▶ _INSTRUCTION_
Copy every one of the rows below word for word, keeping each character, number and line break unchanged.
--- BEGIN ---
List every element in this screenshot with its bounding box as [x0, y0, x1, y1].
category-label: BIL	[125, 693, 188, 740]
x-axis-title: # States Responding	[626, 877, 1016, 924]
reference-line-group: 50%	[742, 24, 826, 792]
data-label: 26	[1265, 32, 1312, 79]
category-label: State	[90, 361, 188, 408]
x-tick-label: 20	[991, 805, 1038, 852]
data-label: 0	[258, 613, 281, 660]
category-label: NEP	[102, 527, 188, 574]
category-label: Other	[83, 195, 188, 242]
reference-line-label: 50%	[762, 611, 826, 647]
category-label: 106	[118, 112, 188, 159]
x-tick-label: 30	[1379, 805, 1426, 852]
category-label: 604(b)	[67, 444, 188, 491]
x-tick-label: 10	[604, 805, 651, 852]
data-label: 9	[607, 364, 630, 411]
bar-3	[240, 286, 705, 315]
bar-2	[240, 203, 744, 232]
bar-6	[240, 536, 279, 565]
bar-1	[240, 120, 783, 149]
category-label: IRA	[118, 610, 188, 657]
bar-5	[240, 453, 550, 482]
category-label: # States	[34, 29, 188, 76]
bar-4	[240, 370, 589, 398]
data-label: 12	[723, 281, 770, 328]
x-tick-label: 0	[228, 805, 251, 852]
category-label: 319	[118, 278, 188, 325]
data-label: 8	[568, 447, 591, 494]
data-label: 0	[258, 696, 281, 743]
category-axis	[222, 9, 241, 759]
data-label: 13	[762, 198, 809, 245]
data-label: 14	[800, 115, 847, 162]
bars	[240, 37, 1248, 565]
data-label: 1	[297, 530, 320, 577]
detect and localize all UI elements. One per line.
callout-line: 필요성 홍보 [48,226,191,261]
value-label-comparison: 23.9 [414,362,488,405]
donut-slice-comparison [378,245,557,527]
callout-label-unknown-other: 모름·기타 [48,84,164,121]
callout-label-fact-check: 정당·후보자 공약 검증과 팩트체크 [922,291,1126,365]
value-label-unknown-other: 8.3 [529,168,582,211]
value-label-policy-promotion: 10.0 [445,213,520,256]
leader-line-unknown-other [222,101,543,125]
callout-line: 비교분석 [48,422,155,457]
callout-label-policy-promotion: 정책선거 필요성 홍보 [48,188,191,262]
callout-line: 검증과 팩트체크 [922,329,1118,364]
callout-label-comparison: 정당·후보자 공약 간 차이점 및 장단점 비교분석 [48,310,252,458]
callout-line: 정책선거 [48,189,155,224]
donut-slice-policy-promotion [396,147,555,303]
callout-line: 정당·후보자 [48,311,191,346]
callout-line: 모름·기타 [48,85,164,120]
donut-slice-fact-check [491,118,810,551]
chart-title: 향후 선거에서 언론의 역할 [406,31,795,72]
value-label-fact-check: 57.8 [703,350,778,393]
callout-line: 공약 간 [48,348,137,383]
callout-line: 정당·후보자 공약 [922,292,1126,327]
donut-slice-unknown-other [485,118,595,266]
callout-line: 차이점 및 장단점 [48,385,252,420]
--- END ---
▶ _WRITTEN SOLUTION_
List every element in this screenshot with its bounding box as [x0, y0, x1, y1].
category-label: BIL	[125, 693, 188, 740]
x-axis-title: # States Responding	[626, 877, 1016, 924]
reference-line-group: 50%	[742, 24, 826, 792]
data-label: 26	[1265, 32, 1312, 79]
category-label: State	[90, 361, 188, 408]
x-tick-label: 20	[991, 805, 1038, 852]
data-label: 0	[258, 613, 281, 660]
category-label: NEP	[102, 527, 188, 574]
category-label: Other	[83, 195, 188, 242]
reference-line-label: 50%	[762, 611, 826, 647]
category-label: 106	[118, 112, 188, 159]
x-tick-label: 30	[1379, 805, 1426, 852]
category-label: 604(b)	[67, 444, 188, 491]
x-tick-label: 10	[604, 805, 651, 852]
data-label: 9	[607, 364, 630, 411]
bar-3	[240, 286, 705, 315]
bar-2	[240, 203, 744, 232]
bar-6	[240, 536, 279, 565]
bar-1	[240, 120, 783, 149]
category-label: IRA	[118, 610, 188, 657]
bar-5	[240, 453, 550, 482]
category-label: # States	[34, 29, 188, 76]
bar-4	[240, 370, 589, 398]
data-label: 12	[723, 281, 770, 328]
x-tick-label: 0	[228, 805, 251, 852]
category-label: 319	[118, 278, 188, 325]
data-label: 8	[568, 447, 591, 494]
data-label: 0	[258, 696, 281, 743]
category-axis	[222, 9, 241, 759]
data-label: 13	[762, 198, 809, 245]
data-label: 14	[800, 115, 847, 162]
bars	[240, 37, 1248, 565]
data-label: 1	[297, 530, 320, 577]
detect and localize all UI elements. One per line.
callout-line: 필요성 홍보 [48,226,191,261]
value-label-comparison: 23.9 [414,362,488,405]
donut-slice-comparison [378,245,557,527]
callout-label-unknown-other: 모름·기타 [48,84,164,121]
callout-label-fact-check: 정당·후보자 공약 검증과 팩트체크 [922,291,1126,365]
value-label-unknown-other: 8.3 [529,168,582,211]
value-label-policy-promotion: 10.0 [445,213,520,256]
leader-line-unknown-other [222,101,543,125]
callout-line: 비교분석 [48,422,155,457]
callout-label-policy-promotion: 정책선거 필요성 홍보 [48,188,191,262]
callout-line: 검증과 팩트체크 [922,329,1118,364]
callout-label-comparison: 정당·후보자 공약 간 차이점 및 장단점 비교분석 [48,310,252,458]
callout-line: 정책선거 [48,189,155,224]
donut-slice-policy-promotion [396,147,555,303]
callout-line: 정당·후보자 [48,311,191,346]
callout-line: 모름·기타 [48,85,164,120]
donut-slice-fact-check [491,118,810,551]
chart-title: 향후 선거에서 언론의 역할 [406,31,795,72]
value-label-fact-check: 57.8 [703,350,778,393]
callout-line: 공약 간 [48,348,137,383]
callout-line: 정당·후보자 공약 [922,292,1126,327]
donut-slice-unknown-other [485,118,595,266]
callout-line: 차이점 및 장단점 [48,385,252,420]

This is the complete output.